PROBLEM TO SOLVE
Select the lines that contain "results" and copy each of them.

RECORDS FOR THIS EXERCISE
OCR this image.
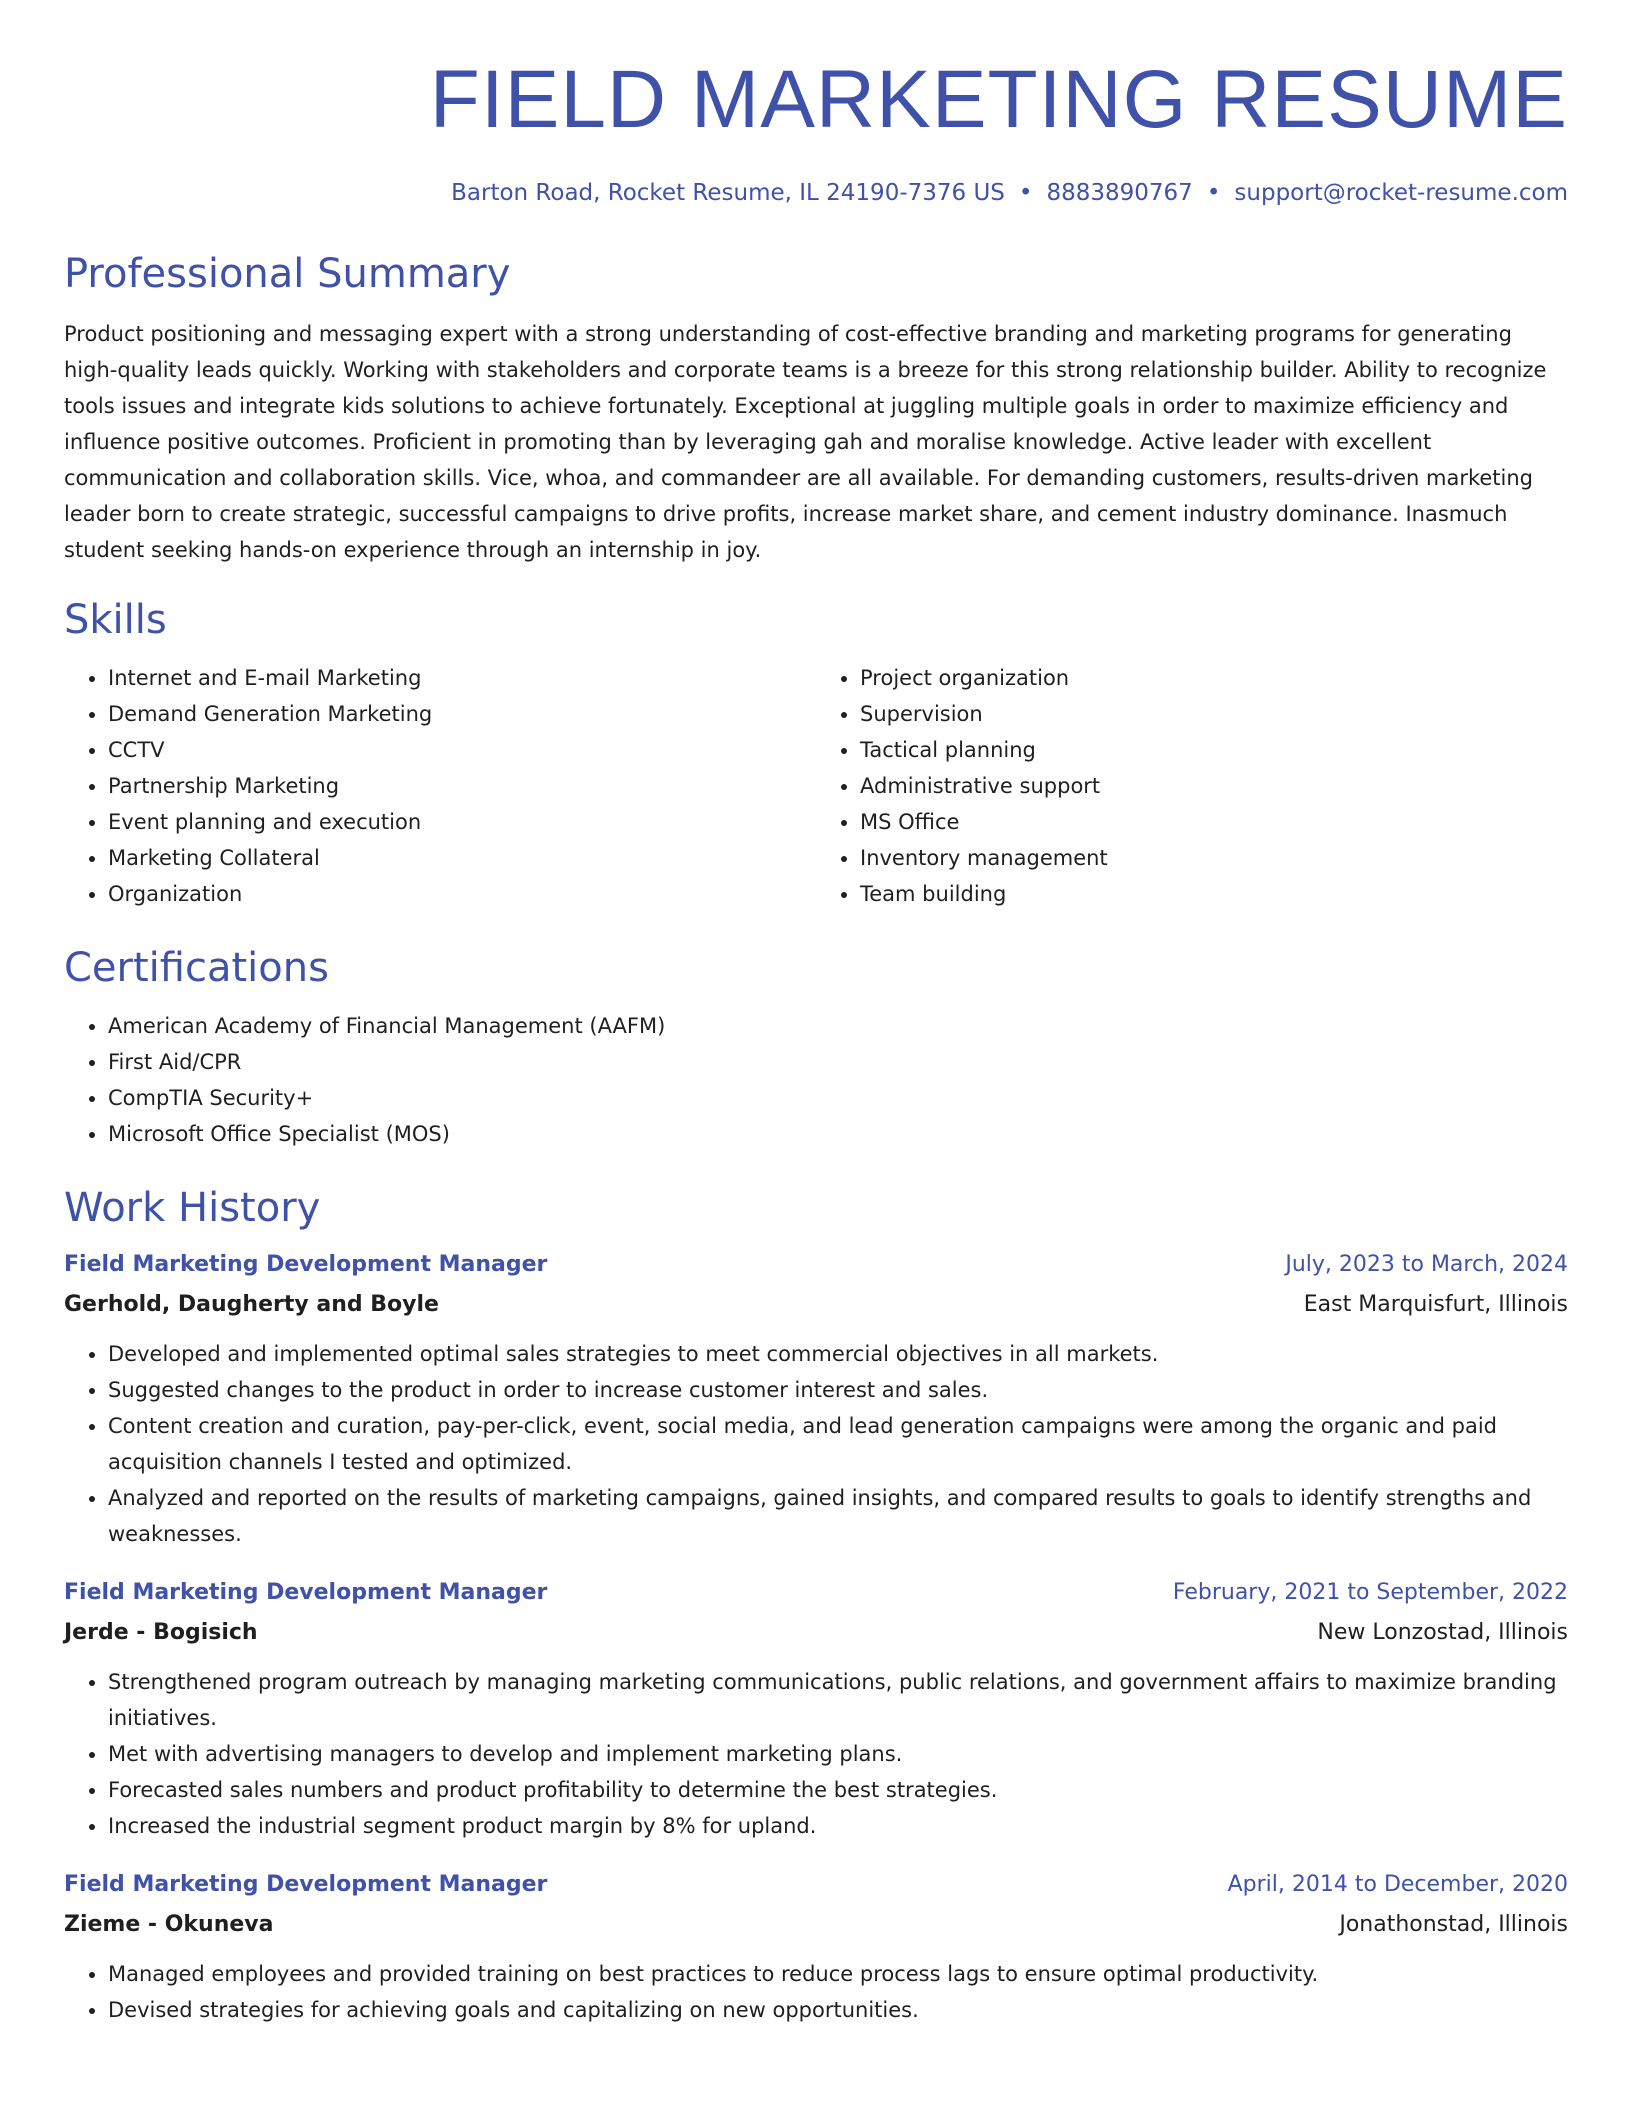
FIELD MARKETING RESUME
Barton Road, Rocket Resume, IL 24190-7376 US • 8883890767 • support@rocket-resume.com
Professional Summary
Product positioning and messaging expert with a strong understanding of cost-effective branding and marketing programs for generating high-quality leads quickly. Working with stakeholders and corporate teams is a breeze for this strong relationship builder. Ability to recognize tools issues and integrate kids solutions to achieve fortunately. Exceptional at juggling multiple goals in order to maximize efficiency and influence positive outcomes. Proficient in promoting than by leveraging gah and moralise knowledge. Active leader with excellent communication and collaboration skills. Vice, whoa, and commandeer are all available. For demanding customers, results-driven marketing leader born to create strategic, successful campaigns to drive profits, increase market share, and cement industry dominance. Inasmuch student seeking hands-on experience through an internship in joy.
Skills
• Internet and E-mail Marketing
• Demand Generation Marketing
• CCTV
• Partnership Marketing
• Event planning and execution
• Marketing Collateral
• Organization
• Project organization
• Supervision
• Tactical planning
• Administrative support
• MS Office
• Inventory management
• Team building
Certifications
• American Academy of Financial Management (AAFM)
• First Aid/CPR
• CompTIA Security+
• Microsoft Office Specialist (MOS)
Work History
Field Marketing Development Manager	July, 2023 to March, 2024
Gerhold, Daugherty and Boyle	East Marquisfurt, Illinois
• Developed and implemented optimal sales strategies to meet commercial objectives in all markets.
• Suggested changes to the product in order to increase customer interest and sales.
• Content creation and curation, pay-per-click, event, social media, and lead generation campaigns were among the organic and paid acquisition channels I tested and optimized.
• Analyzed and reported on the results of marketing campaigns, gained insights, and compared results to goals to identify strengths and weaknesses.
Field Marketing Development Manager	February, 2021 to September, 2022
Jerde - Bogisich	New Lonzostad, Illinois
• Strengthened program outreach by managing marketing communications, public relations, and government affairs to maximize branding initiatives.
• Met with advertising managers to develop and implement marketing plans.
• Forecasted sales numbers and product profitability to determine the best strategies.
• Increased the industrial segment product margin by 8% for upland.
Field Marketing Development Manager	April, 2014 to December, 2020
Zieme - Okuneva	Jonathonstad, Illinois
• Managed employees and provided training on best practices to reduce process lags to ensure optimal productivity.
• Devised strategies for achieving goals and capitalizing on new opportunities.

REPLY
Product positioning and messaging expert with a strong understanding of cost-effective branding and marketing programs for generating high-quality leads quickly. Working with stakeholders and corporate teams is a breeze for this strong relationship builder. Ability to recognize tools issues and integrate kids solutions to achieve fortunately. Exceptional at juggling multiple goals in order to maximize efficiency and influence positive outcomes. Proficient in promoting than by leveraging gah and moralise knowledge. Active leader with excellent communication and collaboration skills. Vice, whoa, and commandeer are all available. For demanding customers, results-driven marketing leader born to create strategic, successful campaigns to drive profits, increase market share, and cement industry dominance. Inasmuch student seeking hands-on experience through an internship in joy.
• Analyzed and reported on the results of marketing campaigns, gained insights, and compared results to goals to identify strengths and weaknesses.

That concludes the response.